### WORK TO DO
Print every entry exactly as written.

• • • • • • •

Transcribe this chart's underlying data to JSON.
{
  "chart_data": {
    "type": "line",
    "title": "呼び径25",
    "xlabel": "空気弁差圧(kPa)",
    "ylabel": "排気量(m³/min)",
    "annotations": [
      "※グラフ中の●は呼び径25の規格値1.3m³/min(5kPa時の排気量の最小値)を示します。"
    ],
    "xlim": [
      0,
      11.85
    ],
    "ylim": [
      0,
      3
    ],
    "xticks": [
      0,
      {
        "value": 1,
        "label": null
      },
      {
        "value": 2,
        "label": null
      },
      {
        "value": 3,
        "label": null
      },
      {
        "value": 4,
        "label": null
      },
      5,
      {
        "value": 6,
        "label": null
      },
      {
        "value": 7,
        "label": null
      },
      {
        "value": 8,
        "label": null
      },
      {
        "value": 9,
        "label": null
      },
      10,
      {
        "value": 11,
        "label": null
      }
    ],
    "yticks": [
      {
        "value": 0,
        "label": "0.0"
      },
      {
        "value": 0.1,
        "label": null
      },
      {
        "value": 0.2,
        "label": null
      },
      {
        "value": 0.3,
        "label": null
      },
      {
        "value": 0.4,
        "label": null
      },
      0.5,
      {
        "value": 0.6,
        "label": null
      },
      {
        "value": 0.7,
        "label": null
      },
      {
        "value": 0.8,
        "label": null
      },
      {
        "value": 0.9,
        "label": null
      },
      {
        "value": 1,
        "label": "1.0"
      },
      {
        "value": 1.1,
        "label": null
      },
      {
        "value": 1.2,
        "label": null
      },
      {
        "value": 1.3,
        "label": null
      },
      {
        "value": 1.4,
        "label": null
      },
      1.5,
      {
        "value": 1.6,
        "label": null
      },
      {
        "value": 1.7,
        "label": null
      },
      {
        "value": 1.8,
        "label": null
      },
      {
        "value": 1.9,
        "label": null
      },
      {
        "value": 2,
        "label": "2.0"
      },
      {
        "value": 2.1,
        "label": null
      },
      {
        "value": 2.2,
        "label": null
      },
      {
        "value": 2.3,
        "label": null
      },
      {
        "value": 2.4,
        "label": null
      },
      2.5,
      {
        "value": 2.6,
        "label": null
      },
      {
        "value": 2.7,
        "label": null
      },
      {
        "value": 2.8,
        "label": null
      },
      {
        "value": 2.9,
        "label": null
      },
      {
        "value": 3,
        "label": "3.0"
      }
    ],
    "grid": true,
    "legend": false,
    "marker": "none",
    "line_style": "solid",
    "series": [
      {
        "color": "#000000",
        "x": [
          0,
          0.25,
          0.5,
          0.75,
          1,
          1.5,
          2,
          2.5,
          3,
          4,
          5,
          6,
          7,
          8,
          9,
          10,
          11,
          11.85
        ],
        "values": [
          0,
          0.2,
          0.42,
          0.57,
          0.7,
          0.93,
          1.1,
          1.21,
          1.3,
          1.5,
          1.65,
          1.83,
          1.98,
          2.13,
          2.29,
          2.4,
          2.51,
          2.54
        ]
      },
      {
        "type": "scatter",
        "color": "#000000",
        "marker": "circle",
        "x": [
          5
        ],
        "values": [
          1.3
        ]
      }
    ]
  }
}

• • • • • • •

### SOLUTION
Transcribe this chart's underlying data to JSON.
{
  "chart_data": {
    "type": "line",
    "title": "呼び径25",
    "xlabel": "空気弁差圧(kPa)",
    "ylabel": "排気量(m³/min)",
    "annotations": [
      "※グラフ中の●は呼び径25の規格値1.3m³/min(5kPa時の排気量の最小値)を示します。"
    ],
    "xlim": [
      0,
      11.85
    ],
    "ylim": [
      0,
      3
    ],
    "xticks": [
      0,
      {
        "value": 1,
        "label": null
      },
      {
        "value": 2,
        "label": null
      },
      {
        "value": 3,
        "label": null
      },
      {
        "value": 4,
        "label": null
      },
      5,
      {
        "value": 6,
        "label": null
      },
      {
        "value": 7,
        "label": null
      },
      {
        "value": 8,
        "label": null
      },
      {
        "value": 9,
        "label": null
      },
      10,
      {
        "value": 11,
        "label": null
      }
    ],
    "yticks": [
      {
        "value": 0,
        "label": "0.0"
      },
      {
        "value": 0.1,
        "label": null
      },
      {
        "value": 0.2,
        "label": null
      },
      {
        "value": 0.3,
        "label": null
      },
      {
        "value": 0.4,
        "label": null
      },
      0.5,
      {
        "value": 0.6,
        "label": null
      },
      {
        "value": 0.7,
        "label": null
      },
      {
        "value": 0.8,
        "label": null
      },
      {
        "value": 0.9,
        "label": null
      },
      {
        "value": 1,
        "label": "1.0"
      },
      {
        "value": 1.1,
        "label": null
      },
      {
        "value": 1.2,
        "label": null
      },
      {
        "value": 1.3,
        "label": null
      },
      {
        "value": 1.4,
        "label": null
      },
      1.5,
      {
        "value": 1.6,
        "label": null
      },
      {
        "value": 1.7,
        "label": null
      },
      {
        "value": 1.8,
        "label": null
      },
      {
        "value": 1.9,
        "label": null
      },
      {
        "value": 2,
        "label": "2.0"
      },
      {
        "value": 2.1,
        "label": null
      },
      {
        "value": 2.2,
        "label": null
      },
      {
        "value": 2.3,
        "label": null
      },
      {
        "value": 2.4,
        "label": null
      },
      2.5,
      {
        "value": 2.6,
        "label": null
      },
      {
        "value": 2.7,
        "label": null
      },
      {
        "value": 2.8,
        "label": null
      },
      {
        "value": 2.9,
        "label": null
      },
      {
        "value": 3,
        "label": "3.0"
      }
    ],
    "grid": true,
    "legend": false,
    "marker": "none",
    "line_style": "solid",
    "series": [
      {
        "color": "#000000",
        "x": [
          0,
          0.25,
          0.5,
          0.75,
          1,
          1.5,
          2,
          2.5,
          3,
          4,
          5,
          6,
          7,
          8,
          9,
          10,
          11,
          11.85
        ],
        "values": [
          0,
          0.2,
          0.42,
          0.57,
          0.7,
          0.93,
          1.1,
          1.21,
          1.3,
          1.5,
          1.65,
          1.83,
          1.98,
          2.13,
          2.29,
          2.4,
          2.51,
          2.54
        ]
      },
      {
        "type": "scatter",
        "color": "#000000",
        "marker": "circle",
        "x": [
          5
        ],
        "values": [
          1.3
        ]
      }
    ]
  }
}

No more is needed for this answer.